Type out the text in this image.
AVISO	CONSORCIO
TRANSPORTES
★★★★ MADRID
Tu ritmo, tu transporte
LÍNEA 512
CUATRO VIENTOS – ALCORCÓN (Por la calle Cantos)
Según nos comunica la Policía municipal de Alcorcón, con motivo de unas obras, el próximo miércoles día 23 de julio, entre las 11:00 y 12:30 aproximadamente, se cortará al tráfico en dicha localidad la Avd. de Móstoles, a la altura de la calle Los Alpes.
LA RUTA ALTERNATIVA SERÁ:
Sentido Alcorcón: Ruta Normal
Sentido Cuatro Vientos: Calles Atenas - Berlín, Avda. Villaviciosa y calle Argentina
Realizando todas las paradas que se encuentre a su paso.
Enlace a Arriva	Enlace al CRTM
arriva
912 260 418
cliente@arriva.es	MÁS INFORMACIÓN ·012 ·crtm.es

[INSTRUCTIONS FOR THE TASK] Print out the whole listing exactly as it appears.

[WRITTEN SOLUTION]
Type out the text in this image.
AVISO	CONSORCIO
TRANSPORTES
★★★★ MADRID
Tu ritmo, tu transporte
LÍNEA 512
CUATRO VIENTOS – ALCORCÓN (Por la calle Cantos)
Según nos comunica la Policía municipal de Alcorcón, con motivo de unas obras, el próximo miércoles día 23 de julio, entre las 11:00 y 12:30 aproximadamente, se cortará al tráfico en dicha localidad la Avd. de Móstoles, a la altura de la calle Los Alpes.
LA RUTA ALTERNATIVA SERÁ:
Sentido Alcorcón: Ruta Normal
Sentido Cuatro Vientos: Calles Atenas - Berlín, Avda. Villaviciosa y calle Argentina
Realizando todas las paradas que se encuentre a su paso.
Enlace a Arriva	Enlace al CRTM
arriva
912 260 418
cliente@arriva.es	MÁS INFORMACIÓN ·012 ·crtm.es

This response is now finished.